(Dataset items)
-----

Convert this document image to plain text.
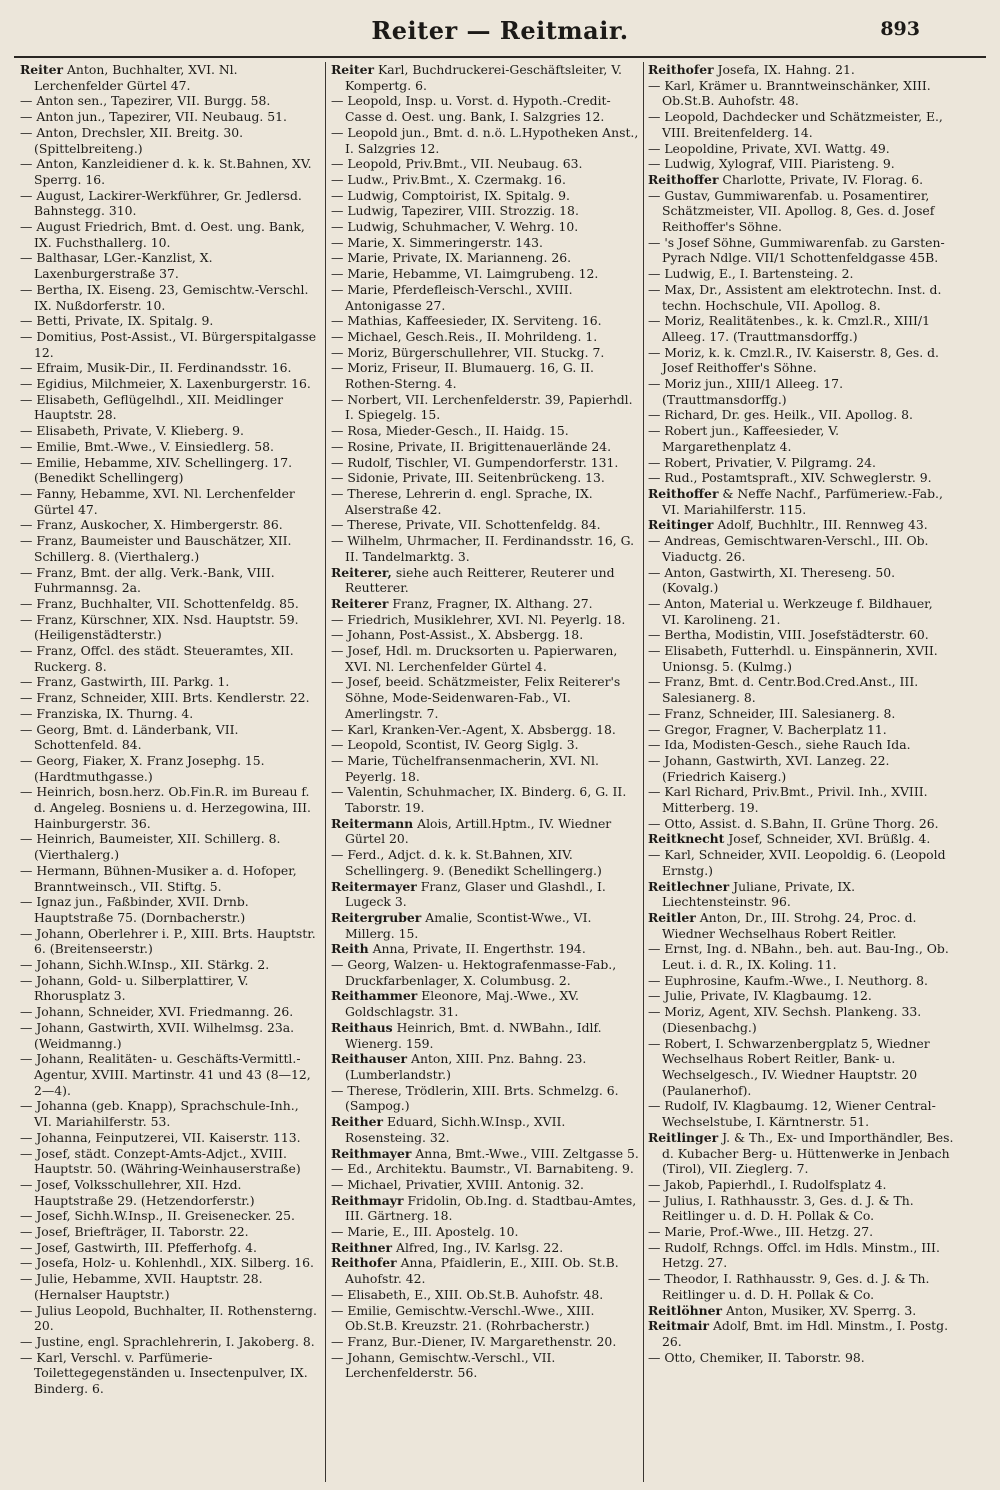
Reiter — Reitmair.	893

Reiter Anton, Buchhalter, XVI. Nl. Lerchenfelder Gürtel 47.

— Anton sen., Tapezirer, VII. Burgg. 58.

— Anton jun., Tapezirer, VII. Neubaug. 51.

— Anton, Drechsler, XII. Breitg. 30. (Spittelbreiteng.)

— Anton, Kanzleidiener d. k. k. St.Bahnen, XV. Sperrg. 16.

— August, Lackirer-Werkführer, Gr. Jedlersd. Bahnstegg. 310.

— August Friedrich, Bmt. d. Oest. ung. Bank, IX. Fuchsthallerg. 10.

— Balthasar, LGer.-Kanzlist, X. Laxenburgerstraße 37.

— Bertha, IX. Eiseng. 23, Gemischtw.-Verschl. IX. Nußdorferstr. 10.

— Betti, Private, IX. Spitalg. 9.

— Domitius, Post-Assist., VI. Bürgerspitalgasse 12.

— Efraim, Musik-Dir., II. Ferdinandsstr. 16.

— Egidius, Milchmeier, X. Laxenburgerstr. 16.

— Elisabeth, Geflügelhdl., XII. Meidlinger Hauptstr. 28.

— Elisabeth, Private, V. Klieberg. 9.

— Emilie, Bmt.-Wwe., V. Einsiedlerg. 58.

— Emilie, Hebamme, XIV. Schellingerg. 17. (Benedikt Schellingerg)

— Fanny, Hebamme, XVI. Nl. Lerchenfelder Gürtel 47.

— Franz, Auskocher, X. Himbergerstr. 86.

— Franz, Baumeister und Bauschätzer, XII. Schillerg. 8. (Vierthalerg.)

— Franz, Bmt. der allg. Verk.-Bank, VIII. Fuhrmannsg. 2a.

— Franz, Buchhalter, VII. Schottenfeldg. 85.

— Franz, Kürschner, XIX. Nsd. Hauptstr. 59. (Heiligenstädterstr.)

— Franz, Offcl. des städt. Steueramtes, XII. Ruckerg. 8.

— Franz, Gastwirth, III. Parkg. 1.

— Franz, Schneider, XIII. Brts. Kendlerstr. 22.

— Franziska, IX. Thurng. 4.

— Georg, Bmt. d. Länderbank, VII. Schottenfeld. 84.

— Georg, Fiaker, X. Franz Josephg. 15. (Hardtmuthgasse.)

— Heinrich, bosn.herz. Ob.Fin.R. im Bureau f. d. Angeleg. Bosniens u. d. Herzegowina, III. Hainburgerstr. 36.

— Heinrich, Baumeister, XII. Schillerg. 8. (Vierthalerg.)

— Hermann, Bühnen-Musiker a. d. Hofoper, Branntweinsch., VII. Stiftg. 5.

— Ignaz jun., Faßbinder, XVII. Drnb. Hauptstraße 75. (Dornbacherstr.)

— Johann, Oberlehrer i. P., XIII. Brts. Hauptstr. 6. (Breitenseerstr.)

— Johann, Sichh.W.Insp., XII. Stärkg. 2.

— Johann, Gold- u. Silberplattirer, V. Rhorusplatz 3.

— Johann, Schneider, XVI. Friedmanng. 26.

— Johann, Gastwirth, XVII. Wilhelmsg. 23a. (Weidmanng.)

— Johann, Realitäten- u. Geschäfts-Vermittl.-Agentur, XVIII. Martinstr. 41 und 43 (8—12, 2—4).

— Johanna (geb. Knapp), Sprachschule-Inh., VI. Mariahilferstr. 53.

— Johanna, Feinputzerei, VII. Kaiserstr. 113.

— Josef, städt. Conzept-Amts-Adjct., XVIII. Hauptstr. 50. (Währing-Weinhauserstraße)

— Josef, Volksschullehrer, XII. Hzd. Hauptstraße 29. (Hetzendorferstr.)

— Josef, Sichh.W.Insp., II. Greisenecker. 25.

— Josef, Briefträger, II. Taborstr. 22.

— Josef, Gastwirth, III. Pfefferhofg. 4.

— Josefa, Holz- u. Kohlenhdl., XIX. Silberg. 16.

— Julie, Hebamme, XVII. Hauptstr. 28. (Hernalser Hauptstr.)

— Julius Leopold, Buchhalter, II. Rothensterng. 20.

— Justine, engl. Sprachlehrerin, I. Jakoberg. 8.

— Karl, Verschl. v. Parfümerie-Toilettegegenständen u. Insectenpulver, IX. Binderg. 6.

Reiter Karl, Buchdruckerei-Geschäftsleiter, V. Kompertg. 6.

— Leopold, Insp. u. Vorst. d. Hypoth.-Credit-Casse d. Oest. ung. Bank, I. Salzgries 12.

— Leopold jun., Bmt. d. n.ö. L.Hypotheken Anst., I. Salzgries 12.

— Leopold, Priv.Bmt., VII. Neubaug. 63.

— Ludw., Priv.Bmt., X. Czermakg. 16.

— Ludwig, Comptoirist, IX. Spitalg. 9.

— Ludwig, Tapezirer, VIII. Strozzig. 18.

— Ludwig, Schuhmacher, V. Wehrg. 10.

— Marie, X. Simmeringerstr. 143.

— Marie, Private, IX. Marianneng. 26.

— Marie, Hebamme, VI. Laimgrubeng. 12.

— Marie, Pferdefleisch-Verschl., XVIII. Antonigasse 27.

— Mathias, Kaffeesieder, IX. Serviteng. 16.

— Michael, Gesch.Reis., II. Mohrildeng. 1.

— Moriz, Bürgerschullehrer, VII. Stuckg. 7.

— Moriz, Friseur, II. Blumauerg. 16, G. II. Rothen-Sterng. 4.

— Norbert, VII. Lerchenfelderstr. 39, Papierhdl. I. Spiegelg. 15.

— Rosa, Mieder-Gesch., II. Haidg. 15.

— Rosine, Private, II. Brigittenauerlände 24.

— Rudolf, Tischler, VI. Gumpendorferstr. 131.

— Sidonie, Private, III. Seitenbrückeng. 13.

— Therese, Lehrerin d. engl. Sprache, IX. Alserstraße 42.

— Therese, Private, VII. Schottenfeldg. 84.

— Wilhelm, Uhrmacher, II. Ferdinandsstr. 16, G. II. Tandelmarktg. 3.

Reiterer, siehe auch Reitterer, Reuterer und Reutterer.

Reiterer Franz, Fragner, IX. Althang. 27.

— Friedrich, Musiklehrer, XVI. Nl. Peyerlg. 18.

— Johann, Post-Assist., X. Absbergg. 18.

— Josef, Hdl. m. Drucksorten u. Papierwaren, XVI. Nl. Lerchenfelder Gürtel 4.

— Josef, beeid. Schätzmeister, Felix Reiterer's Söhne, Mode-Seidenwaren-Fab., VI. Amerlingstr. 7.

— Karl, Kranken-Ver.-Agent, X. Absbergg. 18.

— Leopold, Scontist, IV. Georg Siglg. 3.

— Marie, Tüchelfransenmacherin, XVI. Nl. Peyerlg. 18.

— Valentin, Schuhmacher, IX. Binderg. 6, G. II. Taborstr. 19.

Reitermann Alois, Artill.Hptm., IV. Wiedner Gürtel 20.

— Ferd., Adjct. d. k. k. St.Bahnen, XIV. Schellingerg. 9. (Benedikt Schellingerg.)

Reitermayer Franz, Glaser und Glashdl., I. Lugeck 3.

Reitergruber Amalie, Scontist-Wwe., VI. Millerg. 15.

Reith Anna, Private, II. Engerthstr. 194.

— Georg, Walzen- u. Hektografenmasse-Fab., Druckfarbenlager, X. Columbusg. 2.

Reithammer Eleonore, Maj.-Wwe., XV. Goldschlagstr. 31.

Reithaus Heinrich, Bmt. d. NWBahn., Idlf. Wienerg. 159.

Reithauser Anton, XIII. Pnz. Bahng. 23. (Lumberlandstr.)

— Therese, Trödlerin, XIII. Brts. Schmelzg. 6. (Sampog.)

Reither Eduard, Sichh.W.Insp., XVII. Rosensteing. 32.

Reithmayer Anna, Bmt.-Wwe., VIII. Zeltgasse 5.

— Ed., Architektu. Baumstr., VI. Barnabiteng. 9.

— Michael, Privatier, XVIII. Antonig. 32.

Reithmayr Fridolin, Ob.Ing. d. Stadtbau-Amtes, III. Gärtnerg. 18.

— Marie, E., III. Apostelg. 10.

Reithner Alfred, Ing., IV. Karlsg. 22.

Reithofer Anna, Pfaidlerin, E., XIII. Ob. St.B. Auhofstr. 42.

— Elisabeth, E., XIII. Ob.St.B. Auhofstr. 48.

— Emilie, Gemischtw.-Verschl.-Wwe., XIII. Ob.St.B. Kreuzstr. 21. (Rohrbacherstr.)

— Franz, Bur.-Diener, IV. Margarethenstr. 20.

— Johann, Gemischtw.-Verschl., VII. Lerchenfelderstr. 56.

Reithofer Josefa, IX. Hahng. 21.

— Karl, Krämer u. Branntweinschänker, XIII. Ob.St.B. Auhofstr. 48.

— Leopold, Dachdecker und Schätzmeister, E., VIII. Breitenfelderg. 14.

— Leopoldine, Private, XVI. Wattg. 49.

— Ludwig, Xylograf, VIII. Piaristeng. 9.

Reithoffer Charlotte, Private, IV. Florag. 6.

— Gustav, Gummiwarenfab. u. Posamentirer, Schätzmeister, VII. Apollog. 8, Ges. d. Josef Reithoffer's Söhne.

— 's Josef Söhne, Gummiwarenfab. zu Garsten-Pyrach Ndlge. VII/1 Schottenfeldgasse 45B.

— Ludwig, E., I. Bartensteing. 2.

— Max, Dr., Assistent am elektrotechn. Inst. d. techn. Hochschule, VII. Apollog. 8.

— Moriz, Realitätenbes., k. k. Cmzl.R., XIII/1 Alleeg. 17. (Trauttmansdorffg.)

— Moriz, k. k. Cmzl.R., IV. Kaiserstr. 8, Ges. d. Josef Reithoffer's Söhne.

— Moriz jun., XIII/1 Alleeg. 17. (Trauttmansdorffg.)

— Richard, Dr. ges. Heilk., VII. Apollog. 8.

— Robert jun., Kaffeesieder, V. Margarethenplatz 4.

— Robert, Privatier, V. Pilgramg. 24.

— Rud., Postamtspraft., XIV. Schweglerstr. 9.

Reithoffer & Neffe Nachf., Parfümeriew.-Fab., VI. Mariahilferstr. 115.

Reitinger Adolf, Buchhltr., III. Rennweg 43.

— Andreas, Gemischtwaren-Verschl., III. Ob. Viaductg. 26.

— Anton, Gastwirth, XI. Thereseng. 50. (Kovalg.)

— Anton, Material u. Werkzeuge f. Bildhauer, VI. Karolineng. 21.

— Bertha, Modistin, VIII. Josefstädterstr. 60.

— Elisabeth, Futterhdl. u. Einspännerin, XVII. Unionsg. 5. (Kulmg.)

— Franz, Bmt. d. Centr.Bod.Cred.Anst., III. Salesianerg. 8.

— Franz, Schneider, III. Salesianerg. 8.

— Gregor, Fragner, V. Bacherplatz 11.

— Ida, Modisten-Gesch., siehe Rauch Ida.

— Johann, Gastwirth, XVI. Lanzeg. 22. (Friedrich Kaiserg.)

— Karl Richard, Priv.Bmt., Privil. Inh., XVIII. Mitterberg. 19.

— Otto, Assist. d. S.Bahn, II. Grüne Thorg. 26.

Reitknecht Josef, Schneider, XVI. Brüßlg. 4.

— Karl, Schneider, XVII. Leopoldig. 6. (Leopold Ernstg.)

Reitlechner Juliane, Private, IX. Liechtensteinstr. 96.

Reitler Anton, Dr., III. Strohg. 24, Proc. d. Wiedner Wechselhaus Robert Reitler.

— Ernst, Ing. d. NBahn., beh. aut. Bau-Ing., Ob. Leut. i. d. R., IX. Koling. 11.

— Euphrosine, Kaufm.-Wwe., I. Neuthorg. 8.

— Julie, Private, IV. Klagbaumg. 12.

— Moriz, Agent, XIV. Sechsh. Plankeng. 33. (Diesenbachg.)

— Robert, I. Schwarzenbergplatz 5, Wiedner Wechselhaus Robert Reitler, Bank- u. Wechselgesch., IV. Wiedner Hauptstr. 20 (Paulanerhof).

— Rudolf, IV. Klagbaumg. 12, Wiener Central-Wechselstube, I. Kärntnerstr. 51.

Reitlinger J. & Th., Ex- und Importhändler, Bes. d. Kubacher Berg- u. Hüttenwerke in Jenbach (Tirol), VII. Zieglerg. 7.

— Jakob, Papierhdl., I. Rudolfsplatz 4.

— Julius, I. Rathhausstr. 3, Ges. d. J. & Th. Reitlinger u. d. D. H. Pollak & Co.

— Marie, Prof.-Wwe., III. Hetzg. 27.

— Rudolf, Rchngs. Offcl. im Hdls. Minstm., III. Hetzg. 27.

— Theodor, I. Rathhausstr. 9, Ges. d. J. & Th. Reitlinger u. d. D. H. Pollak & Co.

Reitlöhner Anton, Musiker, XV. Sperrg. 3.

Reitmair Adolf, Bmt. im Hdl. Minstm., I. Postg. 26.

— Otto, Chemiker, II. Taborstr. 98.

-----

Set task:
Copy out each line of the data where the string "siehe" appears.

Written response:
Reiterer, siehe auch Reitterer, Reuterer und Reutterer.
— Ida, Modisten-Gesch., siehe Rauch Ida.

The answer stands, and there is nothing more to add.